-- BEGIN DATA SUPPLIED --

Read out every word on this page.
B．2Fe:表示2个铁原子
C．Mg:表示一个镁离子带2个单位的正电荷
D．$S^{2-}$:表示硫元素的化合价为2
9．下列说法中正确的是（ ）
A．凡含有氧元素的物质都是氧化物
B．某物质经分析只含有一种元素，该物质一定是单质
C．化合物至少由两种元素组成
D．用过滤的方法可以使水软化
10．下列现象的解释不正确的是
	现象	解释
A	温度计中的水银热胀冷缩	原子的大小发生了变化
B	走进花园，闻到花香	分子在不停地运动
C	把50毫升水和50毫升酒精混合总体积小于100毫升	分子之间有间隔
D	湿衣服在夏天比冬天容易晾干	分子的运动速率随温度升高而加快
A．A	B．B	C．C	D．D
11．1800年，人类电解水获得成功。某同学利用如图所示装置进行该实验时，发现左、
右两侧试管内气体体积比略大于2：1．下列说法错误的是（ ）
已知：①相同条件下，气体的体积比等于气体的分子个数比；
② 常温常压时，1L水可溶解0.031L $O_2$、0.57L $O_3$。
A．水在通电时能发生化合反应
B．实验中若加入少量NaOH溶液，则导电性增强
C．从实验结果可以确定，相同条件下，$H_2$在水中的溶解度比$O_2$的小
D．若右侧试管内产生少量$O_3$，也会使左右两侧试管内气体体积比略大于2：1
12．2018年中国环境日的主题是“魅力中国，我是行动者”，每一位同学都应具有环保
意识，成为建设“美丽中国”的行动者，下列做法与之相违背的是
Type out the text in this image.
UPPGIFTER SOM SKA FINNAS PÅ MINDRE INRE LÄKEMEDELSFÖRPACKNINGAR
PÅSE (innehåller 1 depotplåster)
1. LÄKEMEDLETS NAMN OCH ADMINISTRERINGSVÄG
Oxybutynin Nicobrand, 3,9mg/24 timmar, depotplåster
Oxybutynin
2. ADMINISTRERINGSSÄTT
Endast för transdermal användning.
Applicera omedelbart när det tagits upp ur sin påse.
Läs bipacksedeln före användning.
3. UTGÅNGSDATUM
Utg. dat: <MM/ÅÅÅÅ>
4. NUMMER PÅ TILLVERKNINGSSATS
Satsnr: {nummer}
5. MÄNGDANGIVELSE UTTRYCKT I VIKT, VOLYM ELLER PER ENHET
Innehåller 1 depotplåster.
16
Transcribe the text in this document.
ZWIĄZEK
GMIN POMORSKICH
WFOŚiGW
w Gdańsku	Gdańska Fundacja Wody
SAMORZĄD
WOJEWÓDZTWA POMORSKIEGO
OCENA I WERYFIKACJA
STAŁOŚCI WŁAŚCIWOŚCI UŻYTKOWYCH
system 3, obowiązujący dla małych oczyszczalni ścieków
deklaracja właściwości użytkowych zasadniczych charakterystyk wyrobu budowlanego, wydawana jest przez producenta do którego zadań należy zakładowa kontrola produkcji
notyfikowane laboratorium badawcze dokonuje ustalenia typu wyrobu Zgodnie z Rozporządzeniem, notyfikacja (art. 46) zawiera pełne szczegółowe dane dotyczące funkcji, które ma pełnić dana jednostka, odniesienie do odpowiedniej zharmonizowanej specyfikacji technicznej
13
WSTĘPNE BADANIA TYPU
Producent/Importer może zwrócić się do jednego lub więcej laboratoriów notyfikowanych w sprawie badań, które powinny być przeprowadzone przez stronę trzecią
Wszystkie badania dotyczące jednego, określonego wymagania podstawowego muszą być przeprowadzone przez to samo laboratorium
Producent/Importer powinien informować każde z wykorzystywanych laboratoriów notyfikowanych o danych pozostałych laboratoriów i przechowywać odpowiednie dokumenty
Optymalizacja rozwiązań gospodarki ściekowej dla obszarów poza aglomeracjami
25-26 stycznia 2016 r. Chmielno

-- END DATA SUPPLIED --

**WHAT THE TASK ASKS:** With both ends included, please retype exactly the lines from the line containing "Type out the text in this image." to the final line of the data.

**IN RESPONSE:**
Type out the text in this image.
UPPGIFTER SOM SKA FINNAS PÅ MINDRE INRE LÄKEMEDELSFÖRPACKNINGAR
PÅSE (innehåller 1 depotplåster)
1. LÄKEMEDLETS NAMN OCH ADMINISTRERINGSVÄG
Oxybutynin Nicobrand, 3,9mg/24 timmar, depotplåster
Oxybutynin
2. ADMINISTRERINGSSÄTT
Endast för transdermal användning.
Applicera omedelbart när det tagits upp ur sin påse.
Läs bipacksedeln före användning.
3. UTGÅNGSDATUM
Utg. dat: <MM/ÅÅÅÅ>
4. NUMMER PÅ TILLVERKNINGSSATS
Satsnr: {nummer}
5. MÄNGDANGIVELSE UTTRYCKT I VIKT, VOLYM ELLER PER ENHET
Innehåller 1 depotplåster.
16
Transcribe the text in this document.
ZWIĄZEK
GMIN POMORSKICH
WFOŚiGW
w Gdańsku	Gdańska Fundacja Wody
SAMORZĄD
WOJEWÓDZTWA POMORSKIEGO
OCENA I WERYFIKACJA
STAŁOŚCI WŁAŚCIWOŚCI UŻYTKOWYCH
system 3, obowiązujący dla małych oczyszczalni ścieków
deklaracja właściwości użytkowych zasadniczych charakterystyk wyrobu budowlanego, wydawana jest przez producenta do którego zadań należy zakładowa kontrola produkcji
notyfikowane laboratorium badawcze dokonuje ustalenia typu wyrobu Zgodnie z Rozporządzeniem, notyfikacja (art. 46) zawiera pełne szczegółowe dane dotyczące funkcji, które ma pełnić dana jednostka, odniesienie do odpowiedniej zharmonizowanej specyfikacji technicznej
13
WSTĘPNE BADANIA TYPU
Producent/Importer może zwrócić się do jednego lub więcej laboratoriów notyfikowanych w sprawie badań, które powinny być przeprowadzone przez stronę trzecią
Wszystkie badania dotyczące jednego, określonego wymagania podstawowego muszą być przeprowadzone przez to samo laboratorium
Producent/Importer powinien informować każde z wykorzystywanych laboratoriów notyfikowanych o danych pozostałych laboratoriów i przechowywać odpowiednie dokumenty
Optymalizacja rozwiązań gospodarki ściekowej dla obszarów poza aglomeracjami
25-26 stycznia 2016 r. Chmielno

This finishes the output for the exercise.